**WORK INSTRUCTIONS**
Extract the complete listing and repeat it word for word.

**Dataset excerpt**
================================
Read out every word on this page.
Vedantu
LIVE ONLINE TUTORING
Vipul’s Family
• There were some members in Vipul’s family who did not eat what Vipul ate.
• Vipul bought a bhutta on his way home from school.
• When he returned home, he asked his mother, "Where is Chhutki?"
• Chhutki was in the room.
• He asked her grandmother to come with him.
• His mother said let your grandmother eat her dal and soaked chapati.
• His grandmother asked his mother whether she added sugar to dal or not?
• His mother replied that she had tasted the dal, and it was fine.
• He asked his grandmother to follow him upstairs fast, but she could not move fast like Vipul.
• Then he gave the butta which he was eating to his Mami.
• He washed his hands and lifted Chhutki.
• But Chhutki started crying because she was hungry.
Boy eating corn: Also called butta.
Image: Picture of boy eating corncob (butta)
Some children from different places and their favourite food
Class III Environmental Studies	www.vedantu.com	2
================================
**FINAL RESULT**
Read out every word on this page.
Vedantu
LIVE ONLINE TUTORING
Vipul’s Family
• There were some members in Vipul’s family who did not eat what Vipul ate.
• Vipul bought a bhutta on his way home from school.
• When he returned home, he asked his mother, "Where is Chhutki?"
• Chhutki was in the room.
• He asked her grandmother to come with him.
• His mother said let your grandmother eat her dal and soaked chapati.
• His grandmother asked his mother whether she added sugar to dal or not?
• His mother replied that she had tasted the dal, and it was fine.
• He asked his grandmother to follow him upstairs fast, but she could not move fast like Vipul.
• Then he gave the butta which he was eating to his Mami.
• He washed his hands and lifted Chhutki.
• But Chhutki started crying because she was hungry.
Boy eating corn: Also called butta.
Image: Picture of boy eating corncob (butta)
Some children from different places and their favourite food
Class III Environmental Studies	www.vedantu.com	2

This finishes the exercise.